[LISTING]
****************************************
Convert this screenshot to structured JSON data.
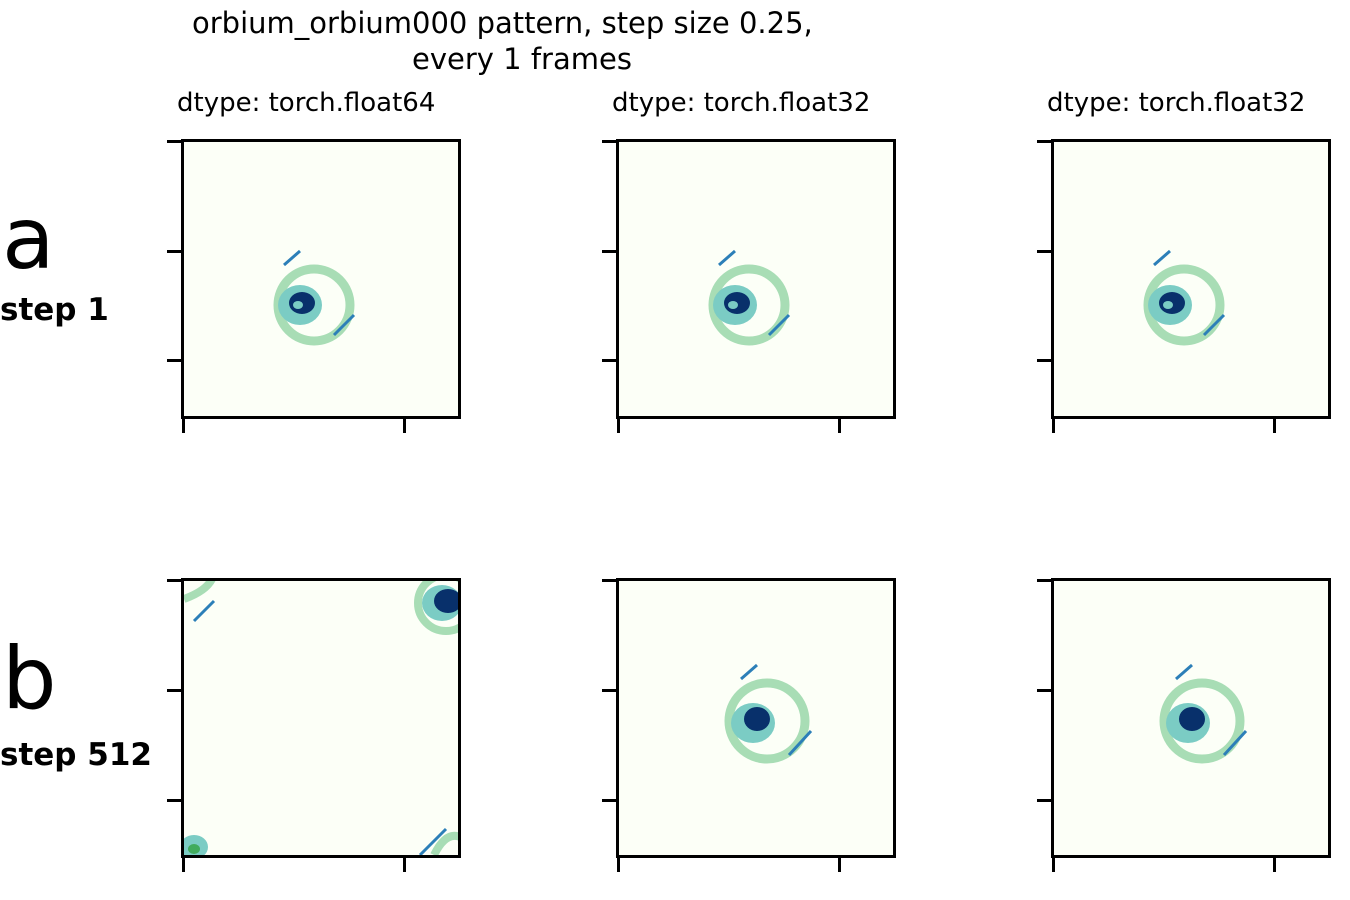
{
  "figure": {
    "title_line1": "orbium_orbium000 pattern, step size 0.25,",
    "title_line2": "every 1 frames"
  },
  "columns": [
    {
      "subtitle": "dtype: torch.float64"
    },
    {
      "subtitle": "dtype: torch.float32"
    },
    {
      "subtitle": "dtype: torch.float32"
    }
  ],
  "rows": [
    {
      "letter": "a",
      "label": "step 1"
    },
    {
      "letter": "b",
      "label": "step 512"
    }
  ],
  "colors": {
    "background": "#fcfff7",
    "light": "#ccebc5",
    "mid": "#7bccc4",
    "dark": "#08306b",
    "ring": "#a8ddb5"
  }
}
****************************************
[TASK REQUIREMENTS] Copy out each line that contains the word "step".

[SOLUTION FOR THIS EXERCISE]
    "title_line1": "orbium_orbium000 pattern, step size 0.25,",
      "label": "step 1"
      "label": "step 512"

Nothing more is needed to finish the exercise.